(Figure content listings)
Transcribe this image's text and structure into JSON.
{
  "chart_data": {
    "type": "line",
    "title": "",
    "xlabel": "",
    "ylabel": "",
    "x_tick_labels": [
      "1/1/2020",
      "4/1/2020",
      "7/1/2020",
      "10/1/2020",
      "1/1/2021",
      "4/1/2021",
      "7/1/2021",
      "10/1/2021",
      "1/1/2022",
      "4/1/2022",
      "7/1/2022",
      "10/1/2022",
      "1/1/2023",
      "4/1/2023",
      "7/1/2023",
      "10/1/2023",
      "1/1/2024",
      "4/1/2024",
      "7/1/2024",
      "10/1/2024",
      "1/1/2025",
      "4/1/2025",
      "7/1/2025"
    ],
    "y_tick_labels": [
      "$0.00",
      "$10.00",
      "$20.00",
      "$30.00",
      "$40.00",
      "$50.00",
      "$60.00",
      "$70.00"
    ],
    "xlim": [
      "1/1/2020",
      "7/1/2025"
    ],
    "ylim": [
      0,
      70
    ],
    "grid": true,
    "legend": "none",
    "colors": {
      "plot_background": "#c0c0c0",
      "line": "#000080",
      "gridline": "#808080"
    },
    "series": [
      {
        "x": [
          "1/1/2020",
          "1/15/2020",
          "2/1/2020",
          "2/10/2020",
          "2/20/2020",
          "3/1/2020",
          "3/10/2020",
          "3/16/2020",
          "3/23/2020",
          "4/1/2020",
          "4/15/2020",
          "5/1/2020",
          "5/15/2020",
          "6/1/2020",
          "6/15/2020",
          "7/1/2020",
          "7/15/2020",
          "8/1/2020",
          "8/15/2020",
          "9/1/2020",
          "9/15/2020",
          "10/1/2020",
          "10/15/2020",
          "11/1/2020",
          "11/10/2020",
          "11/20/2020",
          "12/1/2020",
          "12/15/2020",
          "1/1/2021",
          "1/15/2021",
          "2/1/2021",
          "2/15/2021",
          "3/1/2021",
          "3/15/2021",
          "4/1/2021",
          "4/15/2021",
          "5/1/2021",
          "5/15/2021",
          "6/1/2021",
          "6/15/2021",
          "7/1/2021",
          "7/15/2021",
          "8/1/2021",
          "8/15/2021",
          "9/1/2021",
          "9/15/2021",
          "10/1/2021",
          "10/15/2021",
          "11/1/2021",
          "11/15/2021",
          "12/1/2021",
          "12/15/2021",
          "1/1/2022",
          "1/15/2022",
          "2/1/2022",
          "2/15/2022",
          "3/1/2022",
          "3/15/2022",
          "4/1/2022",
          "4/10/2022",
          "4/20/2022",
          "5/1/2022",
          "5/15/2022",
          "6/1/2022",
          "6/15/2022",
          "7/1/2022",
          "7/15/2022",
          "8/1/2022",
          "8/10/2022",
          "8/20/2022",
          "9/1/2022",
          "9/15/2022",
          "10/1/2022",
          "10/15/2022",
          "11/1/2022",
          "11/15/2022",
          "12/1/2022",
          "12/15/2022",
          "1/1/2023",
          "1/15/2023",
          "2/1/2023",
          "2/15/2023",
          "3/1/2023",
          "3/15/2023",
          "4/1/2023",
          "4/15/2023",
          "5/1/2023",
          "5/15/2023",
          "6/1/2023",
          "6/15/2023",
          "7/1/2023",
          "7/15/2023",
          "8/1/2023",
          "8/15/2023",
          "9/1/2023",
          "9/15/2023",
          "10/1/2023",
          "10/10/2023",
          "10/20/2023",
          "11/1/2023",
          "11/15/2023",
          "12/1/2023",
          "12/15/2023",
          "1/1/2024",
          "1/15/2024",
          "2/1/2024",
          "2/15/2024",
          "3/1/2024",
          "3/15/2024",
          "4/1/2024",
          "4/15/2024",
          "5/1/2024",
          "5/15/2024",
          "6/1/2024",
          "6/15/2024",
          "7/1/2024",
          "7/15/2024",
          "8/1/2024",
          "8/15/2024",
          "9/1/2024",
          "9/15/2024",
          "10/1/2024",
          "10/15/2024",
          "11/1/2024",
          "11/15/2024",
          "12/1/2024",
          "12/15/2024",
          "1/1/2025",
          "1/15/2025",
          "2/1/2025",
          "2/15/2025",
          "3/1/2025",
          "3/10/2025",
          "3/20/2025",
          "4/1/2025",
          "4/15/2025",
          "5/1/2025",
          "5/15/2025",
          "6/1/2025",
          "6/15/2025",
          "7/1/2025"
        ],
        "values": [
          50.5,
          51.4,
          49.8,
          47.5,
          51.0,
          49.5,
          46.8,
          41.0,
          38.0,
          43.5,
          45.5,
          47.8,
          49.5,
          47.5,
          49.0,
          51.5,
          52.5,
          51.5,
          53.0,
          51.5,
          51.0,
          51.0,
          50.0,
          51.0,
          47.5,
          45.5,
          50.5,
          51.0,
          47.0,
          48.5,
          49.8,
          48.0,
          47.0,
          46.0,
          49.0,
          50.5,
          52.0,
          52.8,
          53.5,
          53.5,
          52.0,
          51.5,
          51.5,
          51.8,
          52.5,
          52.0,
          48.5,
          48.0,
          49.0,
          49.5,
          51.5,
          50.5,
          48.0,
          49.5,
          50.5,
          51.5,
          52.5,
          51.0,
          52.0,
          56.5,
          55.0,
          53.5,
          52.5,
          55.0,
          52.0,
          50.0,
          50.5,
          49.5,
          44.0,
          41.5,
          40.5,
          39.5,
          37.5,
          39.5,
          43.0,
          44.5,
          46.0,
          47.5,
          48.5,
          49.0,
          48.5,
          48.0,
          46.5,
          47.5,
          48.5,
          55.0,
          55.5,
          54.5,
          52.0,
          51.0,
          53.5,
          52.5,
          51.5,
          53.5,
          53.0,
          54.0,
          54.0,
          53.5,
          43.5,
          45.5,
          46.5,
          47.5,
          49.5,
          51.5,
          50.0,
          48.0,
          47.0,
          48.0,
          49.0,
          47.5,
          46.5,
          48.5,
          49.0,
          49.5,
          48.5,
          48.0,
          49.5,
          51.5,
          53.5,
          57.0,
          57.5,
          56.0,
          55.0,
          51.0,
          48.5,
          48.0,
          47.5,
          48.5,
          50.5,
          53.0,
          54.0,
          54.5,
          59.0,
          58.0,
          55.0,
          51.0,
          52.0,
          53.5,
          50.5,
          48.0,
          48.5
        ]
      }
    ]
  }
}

WHAT YOU NEED TO DO>
Using the data above, print every record exactly as shown.

ANSWER TO THIS EXERCISE>
Transcribe this image's text and structure into JSON.
{
  "chart_data": {
    "type": "line",
    "title": "",
    "xlabel": "",
    "ylabel": "",
    "x_tick_labels": [
      "1/1/2020",
      "4/1/2020",
      "7/1/2020",
      "10/1/2020",
      "1/1/2021",
      "4/1/2021",
      "7/1/2021",
      "10/1/2021",
      "1/1/2022",
      "4/1/2022",
      "7/1/2022",
      "10/1/2022",
      "1/1/2023",
      "4/1/2023",
      "7/1/2023",
      "10/1/2023",
      "1/1/2024",
      "4/1/2024",
      "7/1/2024",
      "10/1/2024",
      "1/1/2025",
      "4/1/2025",
      "7/1/2025"
    ],
    "y_tick_labels": [
      "$0.00",
      "$10.00",
      "$20.00",
      "$30.00",
      "$40.00",
      "$50.00",
      "$60.00",
      "$70.00"
    ],
    "xlim": [
      "1/1/2020",
      "7/1/2025"
    ],
    "ylim": [
      0,
      70
    ],
    "grid": true,
    "legend": "none",
    "colors": {
      "plot_background": "#c0c0c0",
      "line": "#000080",
      "gridline": "#808080"
    },
    "series": [
      {
        "x": [
          "1/1/2020",
          "1/15/2020",
          "2/1/2020",
          "2/10/2020",
          "2/20/2020",
          "3/1/2020",
          "3/10/2020",
          "3/16/2020",
          "3/23/2020",
          "4/1/2020",
          "4/15/2020",
          "5/1/2020",
          "5/15/2020",
          "6/1/2020",
          "6/15/2020",
          "7/1/2020",
          "7/15/2020",
          "8/1/2020",
          "8/15/2020",
          "9/1/2020",
          "9/15/2020",
          "10/1/2020",
          "10/15/2020",
          "11/1/2020",
          "11/10/2020",
          "11/20/2020",
          "12/1/2020",
          "12/15/2020",
          "1/1/2021",
          "1/15/2021",
          "2/1/2021",
          "2/15/2021",
          "3/1/2021",
          "3/15/2021",
          "4/1/2021",
          "4/15/2021",
          "5/1/2021",
          "5/15/2021",
          "6/1/2021",
          "6/15/2021",
          "7/1/2021",
          "7/15/2021",
          "8/1/2021",
          "8/15/2021",
          "9/1/2021",
          "9/15/2021",
          "10/1/2021",
          "10/15/2021",
          "11/1/2021",
          "11/15/2021",
          "12/1/2021",
          "12/15/2021",
          "1/1/2022",
          "1/15/2022",
          "2/1/2022",
          "2/15/2022",
          "3/1/2022",
          "3/15/2022",
          "4/1/2022",
          "4/10/2022",
          "4/20/2022",
          "5/1/2022",
          "5/15/2022",
          "6/1/2022",
          "6/15/2022",
          "7/1/2022",
          "7/15/2022",
          "8/1/2022",
          "8/10/2022",
          "8/20/2022",
          "9/1/2022",
          "9/15/2022",
          "10/1/2022",
          "10/15/2022",
          "11/1/2022",
          "11/15/2022",
          "12/1/2022",
          "12/15/2022",
          "1/1/2023",
          "1/15/2023",
          "2/1/2023",
          "2/15/2023",
          "3/1/2023",
          "3/15/2023",
          "4/1/2023",
          "4/15/2023",
          "5/1/2023",
          "5/15/2023",
          "6/1/2023",
          "6/15/2023",
          "7/1/2023",
          "7/15/2023",
          "8/1/2023",
          "8/15/2023",
          "9/1/2023",
          "9/15/2023",
          "10/1/2023",
          "10/10/2023",
          "10/20/2023",
          "11/1/2023",
          "11/15/2023",
          "12/1/2023",
          "12/15/2023",
          "1/1/2024",
          "1/15/2024",
          "2/1/2024",
          "2/15/2024",
          "3/1/2024",
          "3/15/2024",
          "4/1/2024",
          "4/15/2024",
          "5/1/2024",
          "5/15/2024",
          "6/1/2024",
          "6/15/2024",
          "7/1/2024",
          "7/15/2024",
          "8/1/2024",
          "8/15/2024",
          "9/1/2024",
          "9/15/2024",
          "10/1/2024",
          "10/15/2024",
          "11/1/2024",
          "11/15/2024",
          "12/1/2024",
          "12/15/2024",
          "1/1/2025",
          "1/15/2025",
          "2/1/2025",
          "2/15/2025",
          "3/1/2025",
          "3/10/2025",
          "3/20/2025",
          "4/1/2025",
          "4/15/2025",
          "5/1/2025",
          "5/15/2025",
          "6/1/2025",
          "6/15/2025",
          "7/1/2025"
        ],
        "values": [
          50.5,
          51.4,
          49.8,
          47.5,
          51.0,
          49.5,
          46.8,
          41.0,
          38.0,
          43.5,
          45.5,
          47.8,
          49.5,
          47.5,
          49.0,
          51.5,
          52.5,
          51.5,
          53.0,
          51.5,
          51.0,
          51.0,
          50.0,
          51.0,
          47.5,
          45.5,
          50.5,
          51.0,
          47.0,
          48.5,
          49.8,
          48.0,
          47.0,
          46.0,
          49.0,
          50.5,
          52.0,
          52.8,
          53.5,
          53.5,
          52.0,
          51.5,
          51.5,
          51.8,
          52.5,
          52.0,
          48.5,
          48.0,
          49.0,
          49.5,
          51.5,
          50.5,
          48.0,
          49.5,
          50.5,
          51.5,
          52.5,
          51.0,
          52.0,
          56.5,
          55.0,
          53.5,
          52.5,
          55.0,
          52.0,
          50.0,
          50.5,
          49.5,
          44.0,
          41.5,
          40.5,
          39.5,
          37.5,
          39.5,
          43.0,
          44.5,
          46.0,
          47.5,
          48.5,
          49.0,
          48.5,
          48.0,
          46.5,
          47.5,
          48.5,
          55.0,
          55.5,
          54.5,
          52.0,
          51.0,
          53.5,
          52.5,
          51.5,
          53.5,
          53.0,
          54.0,
          54.0,
          53.5,
          43.5,
          45.5,
          46.5,
          47.5,
          49.5,
          51.5,
          50.0,
          48.0,
          47.0,
          48.0,
          49.0,
          47.5,
          46.5,
          48.5,
          49.0,
          49.5,
          48.5,
          48.0,
          49.5,
          51.5,
          53.5,
          57.0,
          57.5,
          56.0,
          55.0,
          51.0,
          48.5,
          48.0,
          47.5,
          48.5,
          50.5,
          53.0,
          54.0,
          54.5,
          59.0,
          58.0,
          55.0,
          51.0,
          52.0,
          53.5,
          50.5,
          48.0,
          48.5
        ]
      }
    ]
  }
}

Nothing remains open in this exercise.